§ Aim of the exercise:
Gather all lines with the word "ylabel" in them.
>> Begin Records for this task
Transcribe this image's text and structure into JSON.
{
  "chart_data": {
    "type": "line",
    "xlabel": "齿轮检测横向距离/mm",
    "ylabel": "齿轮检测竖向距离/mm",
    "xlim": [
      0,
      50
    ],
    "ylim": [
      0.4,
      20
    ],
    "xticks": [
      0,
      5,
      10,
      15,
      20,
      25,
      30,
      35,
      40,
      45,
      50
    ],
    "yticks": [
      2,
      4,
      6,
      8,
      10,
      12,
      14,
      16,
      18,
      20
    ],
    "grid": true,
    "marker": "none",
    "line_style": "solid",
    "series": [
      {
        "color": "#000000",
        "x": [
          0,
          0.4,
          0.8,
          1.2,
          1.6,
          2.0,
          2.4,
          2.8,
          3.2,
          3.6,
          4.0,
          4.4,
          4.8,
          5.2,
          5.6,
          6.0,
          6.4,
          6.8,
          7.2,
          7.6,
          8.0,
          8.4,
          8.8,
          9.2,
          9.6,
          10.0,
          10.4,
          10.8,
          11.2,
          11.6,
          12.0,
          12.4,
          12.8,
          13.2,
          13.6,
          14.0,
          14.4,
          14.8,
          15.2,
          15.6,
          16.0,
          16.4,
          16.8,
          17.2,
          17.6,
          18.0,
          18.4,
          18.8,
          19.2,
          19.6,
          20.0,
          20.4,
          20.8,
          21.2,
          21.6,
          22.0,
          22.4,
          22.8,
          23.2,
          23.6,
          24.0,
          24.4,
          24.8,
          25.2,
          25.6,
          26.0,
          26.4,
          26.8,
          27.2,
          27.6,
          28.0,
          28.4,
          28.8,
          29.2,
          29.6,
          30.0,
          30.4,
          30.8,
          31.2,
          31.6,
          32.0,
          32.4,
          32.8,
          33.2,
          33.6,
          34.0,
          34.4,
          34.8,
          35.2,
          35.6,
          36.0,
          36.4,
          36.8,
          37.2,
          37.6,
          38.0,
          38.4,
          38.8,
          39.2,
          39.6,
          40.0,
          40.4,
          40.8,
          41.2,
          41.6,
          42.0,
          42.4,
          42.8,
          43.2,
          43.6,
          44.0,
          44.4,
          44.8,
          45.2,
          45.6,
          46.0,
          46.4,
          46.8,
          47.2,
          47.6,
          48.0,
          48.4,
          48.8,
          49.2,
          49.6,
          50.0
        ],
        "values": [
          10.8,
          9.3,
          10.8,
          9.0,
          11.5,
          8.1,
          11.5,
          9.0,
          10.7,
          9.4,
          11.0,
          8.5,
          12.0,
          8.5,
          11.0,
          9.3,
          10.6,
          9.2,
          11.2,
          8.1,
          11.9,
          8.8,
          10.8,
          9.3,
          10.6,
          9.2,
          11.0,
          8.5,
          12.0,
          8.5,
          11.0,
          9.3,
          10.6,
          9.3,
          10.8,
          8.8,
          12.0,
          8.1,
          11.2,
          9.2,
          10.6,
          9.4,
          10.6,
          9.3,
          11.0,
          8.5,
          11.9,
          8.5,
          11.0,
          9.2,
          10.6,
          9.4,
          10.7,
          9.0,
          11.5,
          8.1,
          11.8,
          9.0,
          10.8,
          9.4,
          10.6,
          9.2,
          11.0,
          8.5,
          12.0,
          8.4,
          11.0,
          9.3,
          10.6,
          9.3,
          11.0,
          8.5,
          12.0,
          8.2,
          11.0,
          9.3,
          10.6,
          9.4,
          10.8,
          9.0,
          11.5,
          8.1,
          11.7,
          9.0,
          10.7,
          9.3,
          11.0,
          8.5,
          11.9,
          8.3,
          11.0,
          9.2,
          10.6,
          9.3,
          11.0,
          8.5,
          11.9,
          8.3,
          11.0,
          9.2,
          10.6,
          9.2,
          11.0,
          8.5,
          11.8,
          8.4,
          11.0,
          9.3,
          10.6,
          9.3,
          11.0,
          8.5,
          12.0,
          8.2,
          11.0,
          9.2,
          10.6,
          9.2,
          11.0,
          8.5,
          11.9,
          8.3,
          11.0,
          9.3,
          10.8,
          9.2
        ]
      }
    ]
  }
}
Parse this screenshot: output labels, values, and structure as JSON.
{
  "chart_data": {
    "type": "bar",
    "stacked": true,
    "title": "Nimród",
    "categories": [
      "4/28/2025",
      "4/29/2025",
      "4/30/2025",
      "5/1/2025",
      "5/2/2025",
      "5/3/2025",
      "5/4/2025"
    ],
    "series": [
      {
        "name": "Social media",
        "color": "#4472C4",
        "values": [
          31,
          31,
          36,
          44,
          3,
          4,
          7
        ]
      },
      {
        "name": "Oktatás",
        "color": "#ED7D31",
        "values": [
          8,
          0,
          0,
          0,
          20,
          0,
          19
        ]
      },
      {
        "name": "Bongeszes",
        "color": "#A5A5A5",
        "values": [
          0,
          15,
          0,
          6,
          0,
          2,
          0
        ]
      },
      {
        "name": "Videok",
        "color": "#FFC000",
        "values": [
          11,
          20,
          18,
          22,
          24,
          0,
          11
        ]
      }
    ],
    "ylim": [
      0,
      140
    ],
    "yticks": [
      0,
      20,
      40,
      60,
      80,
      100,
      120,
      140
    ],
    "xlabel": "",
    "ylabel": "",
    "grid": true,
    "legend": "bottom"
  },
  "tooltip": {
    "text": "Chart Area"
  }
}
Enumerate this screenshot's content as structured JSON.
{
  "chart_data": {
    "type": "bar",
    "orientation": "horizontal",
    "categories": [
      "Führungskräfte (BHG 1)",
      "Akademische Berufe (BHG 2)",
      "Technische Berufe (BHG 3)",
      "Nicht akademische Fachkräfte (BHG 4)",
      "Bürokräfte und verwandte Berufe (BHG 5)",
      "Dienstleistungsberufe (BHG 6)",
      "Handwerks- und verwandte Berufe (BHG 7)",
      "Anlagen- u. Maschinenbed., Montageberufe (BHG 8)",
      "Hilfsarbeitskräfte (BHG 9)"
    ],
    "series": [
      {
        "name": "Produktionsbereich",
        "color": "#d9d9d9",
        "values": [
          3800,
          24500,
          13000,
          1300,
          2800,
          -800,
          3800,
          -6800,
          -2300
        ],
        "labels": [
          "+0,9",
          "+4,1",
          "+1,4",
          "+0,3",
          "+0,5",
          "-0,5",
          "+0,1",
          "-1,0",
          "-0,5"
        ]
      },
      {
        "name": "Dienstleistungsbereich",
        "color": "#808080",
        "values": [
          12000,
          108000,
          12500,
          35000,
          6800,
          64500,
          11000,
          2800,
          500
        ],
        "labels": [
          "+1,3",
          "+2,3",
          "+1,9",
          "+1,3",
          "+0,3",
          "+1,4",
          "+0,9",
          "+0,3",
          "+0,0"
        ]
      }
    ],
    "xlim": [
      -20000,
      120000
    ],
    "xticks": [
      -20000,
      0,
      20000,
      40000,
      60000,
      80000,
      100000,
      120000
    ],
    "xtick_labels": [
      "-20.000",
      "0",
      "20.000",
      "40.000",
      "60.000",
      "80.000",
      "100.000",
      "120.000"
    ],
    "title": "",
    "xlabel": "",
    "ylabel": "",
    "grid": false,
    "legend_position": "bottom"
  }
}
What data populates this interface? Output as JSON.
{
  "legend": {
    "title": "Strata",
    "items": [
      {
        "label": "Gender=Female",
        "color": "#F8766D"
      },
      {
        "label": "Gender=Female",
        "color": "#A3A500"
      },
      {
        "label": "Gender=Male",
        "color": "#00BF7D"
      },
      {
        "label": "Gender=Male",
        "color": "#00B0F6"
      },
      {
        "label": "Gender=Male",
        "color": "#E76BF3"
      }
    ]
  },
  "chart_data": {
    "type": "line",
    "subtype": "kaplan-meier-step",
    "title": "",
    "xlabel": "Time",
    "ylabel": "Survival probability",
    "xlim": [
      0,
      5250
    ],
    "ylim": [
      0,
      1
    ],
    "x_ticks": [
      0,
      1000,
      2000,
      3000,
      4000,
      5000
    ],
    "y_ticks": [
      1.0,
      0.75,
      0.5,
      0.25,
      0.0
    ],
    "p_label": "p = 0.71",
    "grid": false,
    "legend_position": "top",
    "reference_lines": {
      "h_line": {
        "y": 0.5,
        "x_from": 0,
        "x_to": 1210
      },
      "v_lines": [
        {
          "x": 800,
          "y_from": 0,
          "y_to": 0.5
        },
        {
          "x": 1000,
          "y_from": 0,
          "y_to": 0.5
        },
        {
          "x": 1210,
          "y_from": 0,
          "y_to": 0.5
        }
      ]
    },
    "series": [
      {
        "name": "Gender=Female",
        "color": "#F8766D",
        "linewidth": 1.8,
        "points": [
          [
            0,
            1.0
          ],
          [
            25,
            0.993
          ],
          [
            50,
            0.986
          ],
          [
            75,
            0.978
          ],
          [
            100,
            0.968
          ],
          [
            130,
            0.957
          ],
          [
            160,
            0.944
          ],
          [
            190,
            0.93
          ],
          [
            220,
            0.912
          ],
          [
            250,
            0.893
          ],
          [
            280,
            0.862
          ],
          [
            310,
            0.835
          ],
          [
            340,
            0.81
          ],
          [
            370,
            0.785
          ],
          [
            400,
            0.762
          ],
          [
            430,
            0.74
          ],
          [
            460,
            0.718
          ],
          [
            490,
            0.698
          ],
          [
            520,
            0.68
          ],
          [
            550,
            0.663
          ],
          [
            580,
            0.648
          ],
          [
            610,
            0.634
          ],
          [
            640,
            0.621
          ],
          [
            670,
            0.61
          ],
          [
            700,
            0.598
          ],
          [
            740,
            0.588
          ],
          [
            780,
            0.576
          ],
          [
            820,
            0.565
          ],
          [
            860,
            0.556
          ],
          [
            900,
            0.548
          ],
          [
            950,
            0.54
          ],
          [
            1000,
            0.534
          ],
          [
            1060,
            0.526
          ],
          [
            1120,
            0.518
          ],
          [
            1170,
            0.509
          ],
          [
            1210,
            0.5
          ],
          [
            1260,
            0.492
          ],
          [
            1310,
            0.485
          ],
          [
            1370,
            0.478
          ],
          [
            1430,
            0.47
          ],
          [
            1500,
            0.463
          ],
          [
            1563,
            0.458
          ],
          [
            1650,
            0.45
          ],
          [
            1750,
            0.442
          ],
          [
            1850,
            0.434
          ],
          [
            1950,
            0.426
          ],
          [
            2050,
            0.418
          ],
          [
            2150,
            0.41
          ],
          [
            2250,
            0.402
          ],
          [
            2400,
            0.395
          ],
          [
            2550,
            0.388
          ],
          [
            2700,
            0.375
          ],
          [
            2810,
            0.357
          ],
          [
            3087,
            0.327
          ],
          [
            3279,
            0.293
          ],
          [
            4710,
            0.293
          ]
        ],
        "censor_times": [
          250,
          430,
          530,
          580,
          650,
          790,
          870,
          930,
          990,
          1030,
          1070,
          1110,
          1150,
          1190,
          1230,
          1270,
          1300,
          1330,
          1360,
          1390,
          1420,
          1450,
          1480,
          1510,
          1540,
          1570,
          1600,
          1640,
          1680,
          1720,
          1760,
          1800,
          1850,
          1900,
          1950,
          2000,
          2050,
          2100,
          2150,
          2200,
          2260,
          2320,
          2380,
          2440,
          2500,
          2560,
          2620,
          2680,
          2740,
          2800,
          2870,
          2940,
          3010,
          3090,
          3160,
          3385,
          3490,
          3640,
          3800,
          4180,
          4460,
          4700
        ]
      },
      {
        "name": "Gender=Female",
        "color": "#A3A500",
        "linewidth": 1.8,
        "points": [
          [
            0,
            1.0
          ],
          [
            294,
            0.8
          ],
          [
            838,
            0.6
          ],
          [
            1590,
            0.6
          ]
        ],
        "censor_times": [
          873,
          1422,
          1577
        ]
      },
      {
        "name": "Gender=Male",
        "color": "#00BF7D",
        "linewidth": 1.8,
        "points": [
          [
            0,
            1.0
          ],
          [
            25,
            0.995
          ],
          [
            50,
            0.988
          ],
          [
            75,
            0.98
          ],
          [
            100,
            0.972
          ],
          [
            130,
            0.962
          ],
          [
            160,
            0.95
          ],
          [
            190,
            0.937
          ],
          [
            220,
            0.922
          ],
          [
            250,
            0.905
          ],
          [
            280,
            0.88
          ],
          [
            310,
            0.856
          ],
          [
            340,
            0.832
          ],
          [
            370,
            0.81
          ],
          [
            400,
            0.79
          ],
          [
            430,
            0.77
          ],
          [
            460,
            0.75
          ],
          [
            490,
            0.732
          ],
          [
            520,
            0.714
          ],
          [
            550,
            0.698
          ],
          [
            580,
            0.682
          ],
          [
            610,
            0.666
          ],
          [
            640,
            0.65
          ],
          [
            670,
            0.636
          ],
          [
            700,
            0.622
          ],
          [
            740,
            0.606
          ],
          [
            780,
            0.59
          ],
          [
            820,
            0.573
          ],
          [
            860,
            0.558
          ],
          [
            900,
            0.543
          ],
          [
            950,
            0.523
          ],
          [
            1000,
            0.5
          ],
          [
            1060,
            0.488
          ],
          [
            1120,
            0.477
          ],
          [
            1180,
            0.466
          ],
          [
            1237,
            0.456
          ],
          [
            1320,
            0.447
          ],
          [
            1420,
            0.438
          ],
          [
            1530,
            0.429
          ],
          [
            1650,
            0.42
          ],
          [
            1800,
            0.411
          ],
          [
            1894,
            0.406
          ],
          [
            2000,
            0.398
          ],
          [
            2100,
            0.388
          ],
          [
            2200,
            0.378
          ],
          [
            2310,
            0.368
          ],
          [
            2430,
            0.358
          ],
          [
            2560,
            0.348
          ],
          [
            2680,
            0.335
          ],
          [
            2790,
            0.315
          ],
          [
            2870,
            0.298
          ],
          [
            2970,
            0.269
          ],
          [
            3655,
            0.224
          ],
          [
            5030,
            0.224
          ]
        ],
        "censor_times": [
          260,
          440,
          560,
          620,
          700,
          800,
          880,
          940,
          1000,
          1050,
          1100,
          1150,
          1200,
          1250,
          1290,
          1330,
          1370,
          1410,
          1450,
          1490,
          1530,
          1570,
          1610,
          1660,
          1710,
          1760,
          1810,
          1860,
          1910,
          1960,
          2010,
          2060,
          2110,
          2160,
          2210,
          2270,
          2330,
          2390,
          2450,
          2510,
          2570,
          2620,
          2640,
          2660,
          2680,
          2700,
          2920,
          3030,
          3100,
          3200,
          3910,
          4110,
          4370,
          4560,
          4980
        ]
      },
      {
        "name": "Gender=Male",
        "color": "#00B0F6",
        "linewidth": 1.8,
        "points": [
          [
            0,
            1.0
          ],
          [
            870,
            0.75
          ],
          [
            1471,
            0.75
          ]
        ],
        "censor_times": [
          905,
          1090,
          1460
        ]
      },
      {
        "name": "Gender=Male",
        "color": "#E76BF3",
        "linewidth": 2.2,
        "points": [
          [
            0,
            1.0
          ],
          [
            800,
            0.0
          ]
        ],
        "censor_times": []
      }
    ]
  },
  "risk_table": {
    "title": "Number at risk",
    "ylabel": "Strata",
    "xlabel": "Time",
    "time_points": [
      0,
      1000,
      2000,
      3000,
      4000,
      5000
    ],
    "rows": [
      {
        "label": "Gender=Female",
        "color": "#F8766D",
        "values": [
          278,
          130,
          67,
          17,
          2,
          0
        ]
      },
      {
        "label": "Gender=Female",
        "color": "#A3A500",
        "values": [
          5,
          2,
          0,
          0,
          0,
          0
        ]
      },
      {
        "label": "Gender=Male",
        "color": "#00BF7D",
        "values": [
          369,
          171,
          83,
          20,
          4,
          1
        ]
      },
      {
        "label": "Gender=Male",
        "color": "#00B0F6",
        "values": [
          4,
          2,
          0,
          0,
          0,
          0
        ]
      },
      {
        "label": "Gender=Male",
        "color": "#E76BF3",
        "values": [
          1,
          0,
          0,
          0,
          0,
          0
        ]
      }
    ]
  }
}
>> End Records for this task
§ Exercise result:
    "ylabel": "齿轮检测竖向距离/mm",
    "ylabel": "",
    "ylabel": "",
    "ylabel": "Survival probability",
    "ylabel": "Strata",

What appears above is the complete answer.